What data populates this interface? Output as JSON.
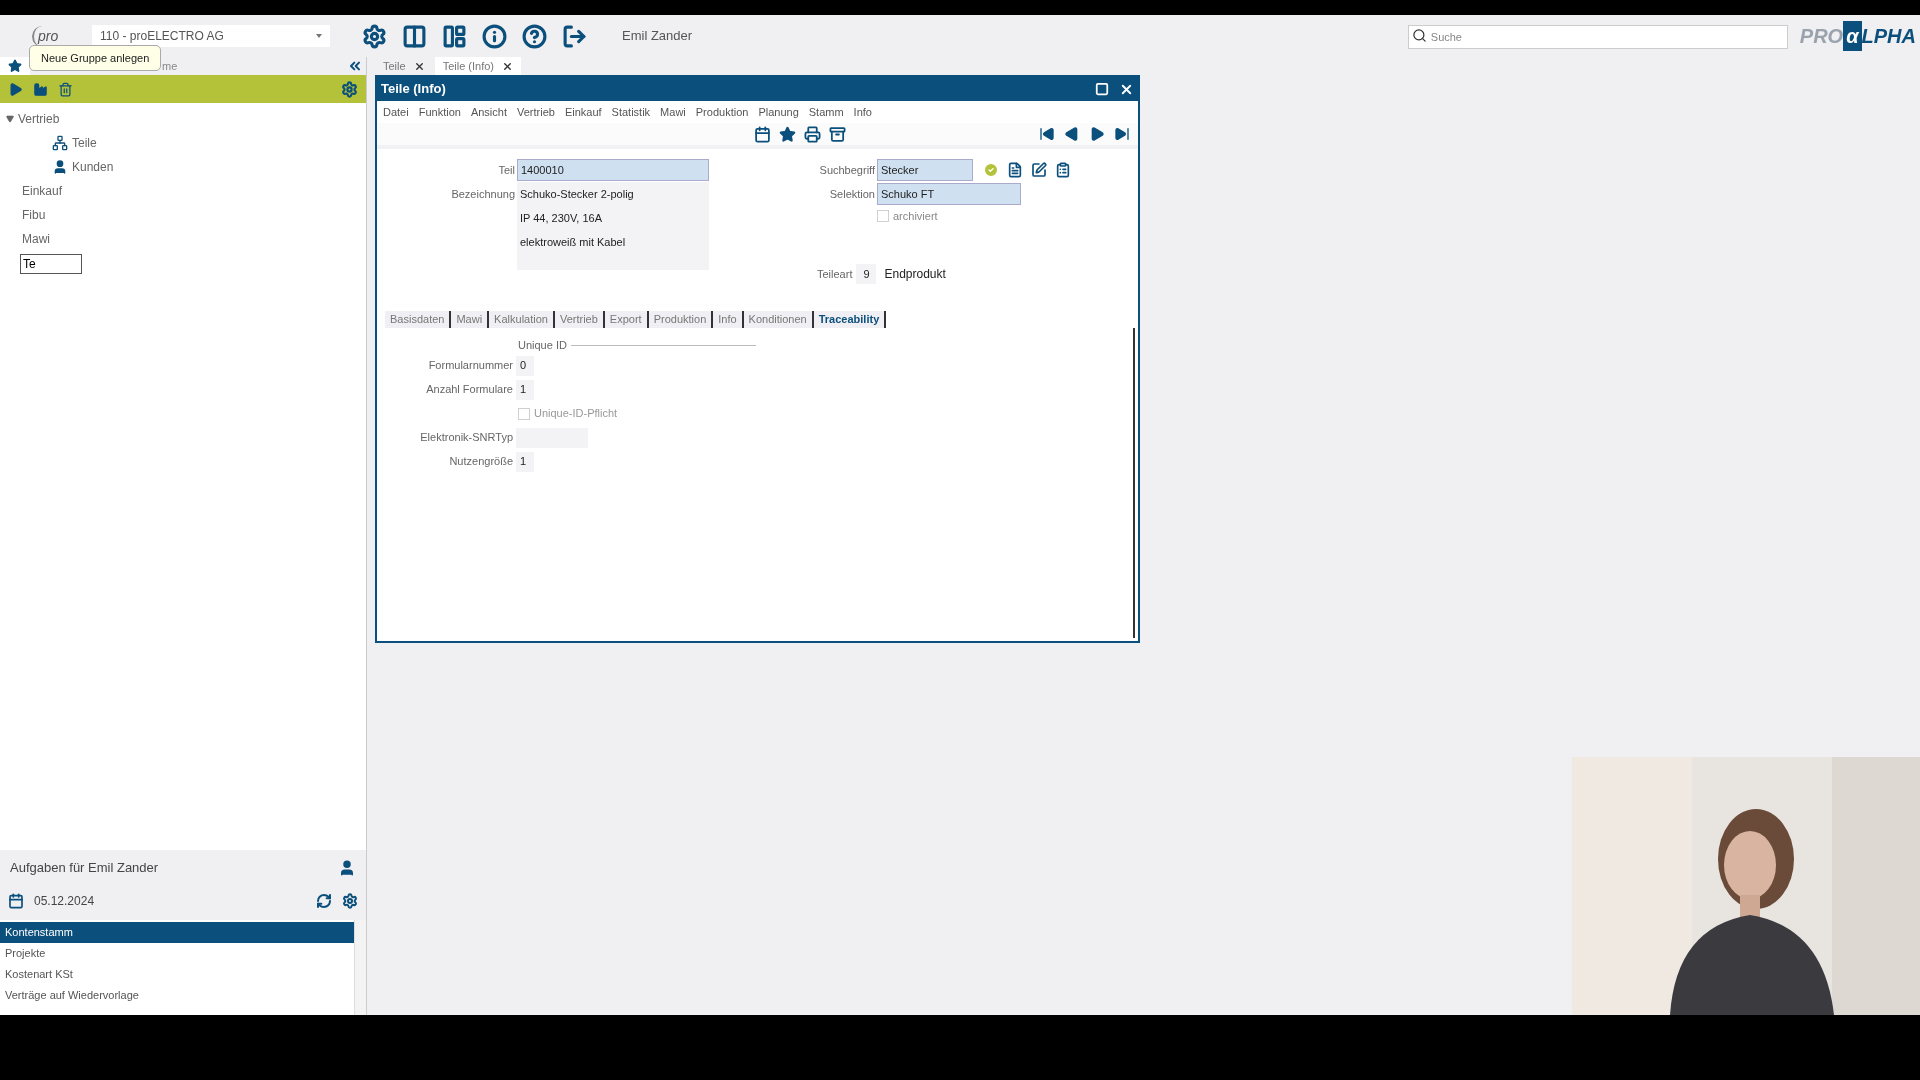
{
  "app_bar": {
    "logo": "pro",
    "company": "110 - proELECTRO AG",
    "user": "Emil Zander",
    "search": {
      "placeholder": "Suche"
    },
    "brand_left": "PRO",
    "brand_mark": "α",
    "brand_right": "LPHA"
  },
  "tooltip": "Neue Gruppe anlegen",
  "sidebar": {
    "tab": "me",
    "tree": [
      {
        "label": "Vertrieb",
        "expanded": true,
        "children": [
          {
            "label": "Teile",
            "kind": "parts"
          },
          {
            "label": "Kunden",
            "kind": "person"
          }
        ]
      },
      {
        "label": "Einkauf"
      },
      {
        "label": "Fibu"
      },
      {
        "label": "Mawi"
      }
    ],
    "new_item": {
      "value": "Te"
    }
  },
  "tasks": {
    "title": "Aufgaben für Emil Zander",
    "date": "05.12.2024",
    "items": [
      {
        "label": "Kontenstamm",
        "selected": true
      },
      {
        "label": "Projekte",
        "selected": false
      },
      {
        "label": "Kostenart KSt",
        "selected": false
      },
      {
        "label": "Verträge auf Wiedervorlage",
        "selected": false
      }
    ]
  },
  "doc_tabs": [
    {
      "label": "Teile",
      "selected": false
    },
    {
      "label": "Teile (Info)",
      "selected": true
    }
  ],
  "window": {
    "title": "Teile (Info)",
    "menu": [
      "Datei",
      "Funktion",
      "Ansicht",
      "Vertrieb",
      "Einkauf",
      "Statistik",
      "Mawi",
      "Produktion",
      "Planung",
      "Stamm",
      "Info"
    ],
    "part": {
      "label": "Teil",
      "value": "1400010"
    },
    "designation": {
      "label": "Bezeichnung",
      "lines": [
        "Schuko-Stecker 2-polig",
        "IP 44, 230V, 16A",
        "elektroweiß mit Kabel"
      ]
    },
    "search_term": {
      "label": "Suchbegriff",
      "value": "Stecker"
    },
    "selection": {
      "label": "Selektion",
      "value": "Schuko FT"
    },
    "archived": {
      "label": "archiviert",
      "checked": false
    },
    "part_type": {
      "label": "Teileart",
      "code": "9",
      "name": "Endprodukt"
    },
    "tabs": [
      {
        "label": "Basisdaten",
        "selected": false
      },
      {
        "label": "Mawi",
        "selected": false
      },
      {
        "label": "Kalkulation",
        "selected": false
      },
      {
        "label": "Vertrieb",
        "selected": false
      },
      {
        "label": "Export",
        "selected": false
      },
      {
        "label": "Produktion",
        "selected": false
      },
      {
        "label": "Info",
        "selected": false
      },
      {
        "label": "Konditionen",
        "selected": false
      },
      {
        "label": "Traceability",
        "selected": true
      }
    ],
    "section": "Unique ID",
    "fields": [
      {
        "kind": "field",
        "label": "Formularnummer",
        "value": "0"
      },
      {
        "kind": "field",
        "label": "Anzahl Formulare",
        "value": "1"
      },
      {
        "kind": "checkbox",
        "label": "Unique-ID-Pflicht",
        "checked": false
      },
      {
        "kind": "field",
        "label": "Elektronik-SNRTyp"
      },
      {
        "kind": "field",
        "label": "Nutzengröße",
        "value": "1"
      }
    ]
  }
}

* * * *

#### What is expected
Your answer should be a single number: the count of lines holding the word "Stecker".

#### Response below
2